— START OF PROVIDED RECORDS —

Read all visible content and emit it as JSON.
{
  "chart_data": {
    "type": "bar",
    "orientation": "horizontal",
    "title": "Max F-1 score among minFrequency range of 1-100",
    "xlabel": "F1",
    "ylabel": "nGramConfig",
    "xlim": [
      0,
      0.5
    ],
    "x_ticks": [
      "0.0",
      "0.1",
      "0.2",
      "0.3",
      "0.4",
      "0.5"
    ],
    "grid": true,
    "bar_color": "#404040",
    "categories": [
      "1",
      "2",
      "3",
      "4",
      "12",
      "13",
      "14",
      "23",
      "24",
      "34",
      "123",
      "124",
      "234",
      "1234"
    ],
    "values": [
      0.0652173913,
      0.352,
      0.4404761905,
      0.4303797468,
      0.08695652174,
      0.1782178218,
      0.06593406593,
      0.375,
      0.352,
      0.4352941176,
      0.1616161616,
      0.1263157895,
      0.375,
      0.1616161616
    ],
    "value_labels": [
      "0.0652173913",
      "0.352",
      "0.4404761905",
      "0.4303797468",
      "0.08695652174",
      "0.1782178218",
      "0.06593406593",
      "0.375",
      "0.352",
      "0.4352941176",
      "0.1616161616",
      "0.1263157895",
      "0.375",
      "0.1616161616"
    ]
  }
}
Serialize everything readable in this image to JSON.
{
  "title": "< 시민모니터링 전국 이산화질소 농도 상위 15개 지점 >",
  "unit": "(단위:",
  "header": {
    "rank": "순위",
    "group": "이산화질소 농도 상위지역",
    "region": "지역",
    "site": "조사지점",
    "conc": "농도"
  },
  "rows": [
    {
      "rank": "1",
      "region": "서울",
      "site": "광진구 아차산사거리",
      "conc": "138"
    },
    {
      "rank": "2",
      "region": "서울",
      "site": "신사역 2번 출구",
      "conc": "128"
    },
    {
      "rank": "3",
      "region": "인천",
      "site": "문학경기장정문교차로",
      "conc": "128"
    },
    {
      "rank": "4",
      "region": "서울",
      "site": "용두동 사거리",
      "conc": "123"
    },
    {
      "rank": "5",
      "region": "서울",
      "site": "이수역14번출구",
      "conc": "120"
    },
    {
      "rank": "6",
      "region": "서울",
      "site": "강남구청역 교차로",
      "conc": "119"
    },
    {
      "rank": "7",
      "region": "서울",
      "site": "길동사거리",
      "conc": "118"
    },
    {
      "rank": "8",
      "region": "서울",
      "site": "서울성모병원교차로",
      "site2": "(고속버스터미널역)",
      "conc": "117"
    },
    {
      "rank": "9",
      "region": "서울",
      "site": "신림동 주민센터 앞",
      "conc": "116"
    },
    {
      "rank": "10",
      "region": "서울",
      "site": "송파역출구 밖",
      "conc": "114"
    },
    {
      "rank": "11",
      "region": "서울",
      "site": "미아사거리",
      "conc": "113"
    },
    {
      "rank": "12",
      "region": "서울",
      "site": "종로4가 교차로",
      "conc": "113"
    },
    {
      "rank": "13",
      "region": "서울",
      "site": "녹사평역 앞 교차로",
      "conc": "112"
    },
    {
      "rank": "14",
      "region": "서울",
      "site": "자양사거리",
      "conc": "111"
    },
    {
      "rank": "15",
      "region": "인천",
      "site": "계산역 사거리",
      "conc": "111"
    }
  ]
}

— END OF PROVIDED RECORDS —

WHAT THIS TASK INVOLVES =>
Scan the material line by line and report each one that contains "이산화질소".

TASK ANSWER =>
  "title": "< 시민모니터링 전국 이산화질소 농도 상위 15개 지점 >",
    "group": "이산화질소 농도 상위지역",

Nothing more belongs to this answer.